START Rows
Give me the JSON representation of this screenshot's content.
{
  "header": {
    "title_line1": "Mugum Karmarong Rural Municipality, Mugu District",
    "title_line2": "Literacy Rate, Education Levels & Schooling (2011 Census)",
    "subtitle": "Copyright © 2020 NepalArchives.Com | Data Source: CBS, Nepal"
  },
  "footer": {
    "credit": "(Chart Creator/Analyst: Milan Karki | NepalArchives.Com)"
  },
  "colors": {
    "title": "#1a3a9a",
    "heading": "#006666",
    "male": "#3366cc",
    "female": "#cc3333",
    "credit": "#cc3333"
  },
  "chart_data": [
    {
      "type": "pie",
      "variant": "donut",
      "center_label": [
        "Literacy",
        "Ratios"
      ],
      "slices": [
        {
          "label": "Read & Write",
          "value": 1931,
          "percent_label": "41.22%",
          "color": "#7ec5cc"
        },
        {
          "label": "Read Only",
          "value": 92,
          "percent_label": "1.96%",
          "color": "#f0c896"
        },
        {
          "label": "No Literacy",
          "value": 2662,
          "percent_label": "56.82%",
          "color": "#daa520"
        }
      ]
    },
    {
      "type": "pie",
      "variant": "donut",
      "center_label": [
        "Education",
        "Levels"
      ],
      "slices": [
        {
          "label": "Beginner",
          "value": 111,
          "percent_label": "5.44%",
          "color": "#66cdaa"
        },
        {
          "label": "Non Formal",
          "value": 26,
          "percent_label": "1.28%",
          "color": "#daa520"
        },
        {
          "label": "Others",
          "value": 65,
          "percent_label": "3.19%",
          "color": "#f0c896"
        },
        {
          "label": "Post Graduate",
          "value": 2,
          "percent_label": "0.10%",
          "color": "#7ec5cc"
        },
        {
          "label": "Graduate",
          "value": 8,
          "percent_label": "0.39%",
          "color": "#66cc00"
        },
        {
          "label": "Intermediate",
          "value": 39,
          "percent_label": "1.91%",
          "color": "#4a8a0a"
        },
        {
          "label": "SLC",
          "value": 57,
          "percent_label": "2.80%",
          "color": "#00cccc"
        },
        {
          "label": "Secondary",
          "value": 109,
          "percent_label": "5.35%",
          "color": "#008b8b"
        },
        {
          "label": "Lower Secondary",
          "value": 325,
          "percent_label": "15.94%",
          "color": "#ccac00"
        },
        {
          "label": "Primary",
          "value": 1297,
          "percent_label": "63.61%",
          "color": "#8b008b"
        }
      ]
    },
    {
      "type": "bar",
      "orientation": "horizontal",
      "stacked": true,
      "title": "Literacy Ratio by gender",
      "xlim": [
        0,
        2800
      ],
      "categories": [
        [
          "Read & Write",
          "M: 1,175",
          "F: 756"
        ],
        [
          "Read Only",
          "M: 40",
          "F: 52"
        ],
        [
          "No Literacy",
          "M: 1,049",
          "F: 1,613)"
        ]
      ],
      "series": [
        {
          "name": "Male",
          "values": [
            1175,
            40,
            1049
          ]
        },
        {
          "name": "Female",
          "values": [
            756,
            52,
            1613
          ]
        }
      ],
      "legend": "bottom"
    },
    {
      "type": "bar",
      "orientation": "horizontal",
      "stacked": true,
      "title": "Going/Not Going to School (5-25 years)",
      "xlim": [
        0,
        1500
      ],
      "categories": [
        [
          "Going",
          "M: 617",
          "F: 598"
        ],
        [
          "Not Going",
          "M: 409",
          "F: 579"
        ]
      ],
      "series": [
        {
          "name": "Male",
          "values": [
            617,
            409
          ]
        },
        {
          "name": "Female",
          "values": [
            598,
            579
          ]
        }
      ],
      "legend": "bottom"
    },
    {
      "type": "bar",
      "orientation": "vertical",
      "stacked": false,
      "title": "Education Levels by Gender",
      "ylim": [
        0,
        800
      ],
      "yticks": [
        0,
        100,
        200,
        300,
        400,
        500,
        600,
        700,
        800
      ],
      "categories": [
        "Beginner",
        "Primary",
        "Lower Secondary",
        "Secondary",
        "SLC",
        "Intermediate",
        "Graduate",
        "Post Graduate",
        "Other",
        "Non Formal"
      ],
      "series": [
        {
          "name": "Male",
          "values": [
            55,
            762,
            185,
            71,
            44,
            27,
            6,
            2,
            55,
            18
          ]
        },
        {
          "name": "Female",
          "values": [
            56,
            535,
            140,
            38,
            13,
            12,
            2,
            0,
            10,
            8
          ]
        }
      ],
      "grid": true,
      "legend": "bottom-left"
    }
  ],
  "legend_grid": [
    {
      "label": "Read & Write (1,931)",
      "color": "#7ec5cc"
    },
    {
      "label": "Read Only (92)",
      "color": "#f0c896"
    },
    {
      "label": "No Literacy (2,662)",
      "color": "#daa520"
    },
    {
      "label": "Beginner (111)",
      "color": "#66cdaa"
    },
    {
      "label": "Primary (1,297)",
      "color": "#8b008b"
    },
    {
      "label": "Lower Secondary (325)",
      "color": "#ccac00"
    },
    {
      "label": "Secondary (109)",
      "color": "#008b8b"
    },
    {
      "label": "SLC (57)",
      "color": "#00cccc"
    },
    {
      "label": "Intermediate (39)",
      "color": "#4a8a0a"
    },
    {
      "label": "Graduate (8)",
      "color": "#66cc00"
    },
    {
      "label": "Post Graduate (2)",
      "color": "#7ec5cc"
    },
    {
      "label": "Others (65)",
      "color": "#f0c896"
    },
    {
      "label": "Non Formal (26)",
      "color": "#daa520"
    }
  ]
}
END Rows
(Task)
Write the data back out verbatim.

(Result)
Give me the JSON representation of this screenshot's content.
{
  "header": {
    "title_line1": "Mugum Karmarong Rural Municipality, Mugu District",
    "title_line2": "Literacy Rate, Education Levels & Schooling (2011 Census)",
    "subtitle": "Copyright © 2020 NepalArchives.Com | Data Source: CBS, Nepal"
  },
  "footer": {
    "credit": "(Chart Creator/Analyst: Milan Karki | NepalArchives.Com)"
  },
  "colors": {
    "title": "#1a3a9a",
    "heading": "#006666",
    "male": "#3366cc",
    "female": "#cc3333",
    "credit": "#cc3333"
  },
  "chart_data": [
    {
      "type": "pie",
      "variant": "donut",
      "center_label": [
        "Literacy",
        "Ratios"
      ],
      "slices": [
        {
          "label": "Read & Write",
          "value": 1931,
          "percent_label": "41.22%",
          "color": "#7ec5cc"
        },
        {
          "label": "Read Only",
          "value": 92,
          "percent_label": "1.96%",
          "color": "#f0c896"
        },
        {
          "label": "No Literacy",
          "value": 2662,
          "percent_label": "56.82%",
          "color": "#daa520"
        }
      ]
    },
    {
      "type": "pie",
      "variant": "donut",
      "center_label": [
        "Education",
        "Levels"
      ],
      "slices": [
        {
          "label": "Beginner",
          "value": 111,
          "percent_label": "5.44%",
          "color": "#66cdaa"
        },
        {
          "label": "Non Formal",
          "value": 26,
          "percent_label": "1.28%",
          "color": "#daa520"
        },
        {
          "label": "Others",
          "value": 65,
          "percent_label": "3.19%",
          "color": "#f0c896"
        },
        {
          "label": "Post Graduate",
          "value": 2,
          "percent_label": "0.10%",
          "color": "#7ec5cc"
        },
        {
          "label": "Graduate",
          "value": 8,
          "percent_label": "0.39%",
          "color": "#66cc00"
        },
        {
          "label": "Intermediate",
          "value": 39,
          "percent_label": "1.91%",
          "color": "#4a8a0a"
        },
        {
          "label": "SLC",
          "value": 57,
          "percent_label": "2.80%",
          "color": "#00cccc"
        },
        {
          "label": "Secondary",
          "value": 109,
          "percent_label": "5.35%",
          "color": "#008b8b"
        },
        {
          "label": "Lower Secondary",
          "value": 325,
          "percent_label": "15.94%",
          "color": "#ccac00"
        },
        {
          "label": "Primary",
          "value": 1297,
          "percent_label": "63.61%",
          "color": "#8b008b"
        }
      ]
    },
    {
      "type": "bar",
      "orientation": "horizontal",
      "stacked": true,
      "title": "Literacy Ratio by gender",
      "xlim": [
        0,
        2800
      ],
      "categories": [
        [
          "Read & Write",
          "M: 1,175",
          "F: 756"
        ],
        [
          "Read Only",
          "M: 40",
          "F: 52"
        ],
        [
          "No Literacy",
          "M: 1,049",
          "F: 1,613)"
        ]
      ],
      "series": [
        {
          "name": "Male",
          "values": [
            1175,
            40,
            1049
          ]
        },
        {
          "name": "Female",
          "values": [
            756,
            52,
            1613
          ]
        }
      ],
      "legend": "bottom"
    },
    {
      "type": "bar",
      "orientation": "horizontal",
      "stacked": true,
      "title": "Going/Not Going to School (5-25 years)",
      "xlim": [
        0,
        1500
      ],
      "categories": [
        [
          "Going",
          "M: 617",
          "F: 598"
        ],
        [
          "Not Going",
          "M: 409",
          "F: 579"
        ]
      ],
      "series": [
        {
          "name": "Male",
          "values": [
            617,
            409
          ]
        },
        {
          "name": "Female",
          "values": [
            598,
            579
          ]
        }
      ],
      "legend": "bottom"
    },
    {
      "type": "bar",
      "orientation": "vertical",
      "stacked": false,
      "title": "Education Levels by Gender",
      "ylim": [
        0,
        800
      ],
      "yticks": [
        0,
        100,
        200,
        300,
        400,
        500,
        600,
        700,
        800
      ],
      "categories": [
        "Beginner",
        "Primary",
        "Lower Secondary",
        "Secondary",
        "SLC",
        "Intermediate",
        "Graduate",
        "Post Graduate",
        "Other",
        "Non Formal"
      ],
      "series": [
        {
          "name": "Male",
          "values": [
            55,
            762,
            185,
            71,
            44,
            27,
            6,
            2,
            55,
            18
          ]
        },
        {
          "name": "Female",
          "values": [
            56,
            535,
            140,
            38,
            13,
            12,
            2,
            0,
            10,
            8
          ]
        }
      ],
      "grid": true,
      "legend": "bottom-left"
    }
  ],
  "legend_grid": [
    {
      "label": "Read & Write (1,931)",
      "color": "#7ec5cc"
    },
    {
      "label": "Read Only (92)",
      "color": "#f0c896"
    },
    {
      "label": "No Literacy (2,662)",
      "color": "#daa520"
    },
    {
      "label": "Beginner (111)",
      "color": "#66cdaa"
    },
    {
      "label": "Primary (1,297)",
      "color": "#8b008b"
    },
    {
      "label": "Lower Secondary (325)",
      "color": "#ccac00"
    },
    {
      "label": "Secondary (109)",
      "color": "#008b8b"
    },
    {
      "label": "SLC (57)",
      "color": "#00cccc"
    },
    {
      "label": "Intermediate (39)",
      "color": "#4a8a0a"
    },
    {
      "label": "Graduate (8)",
      "color": "#66cc00"
    },
    {
      "label": "Post Graduate (2)",
      "color": "#7ec5cc"
    },
    {
      "label": "Others (65)",
      "color": "#f0c896"
    },
    {
      "label": "Non Formal (26)",
      "color": "#daa520"
    }
  ]
}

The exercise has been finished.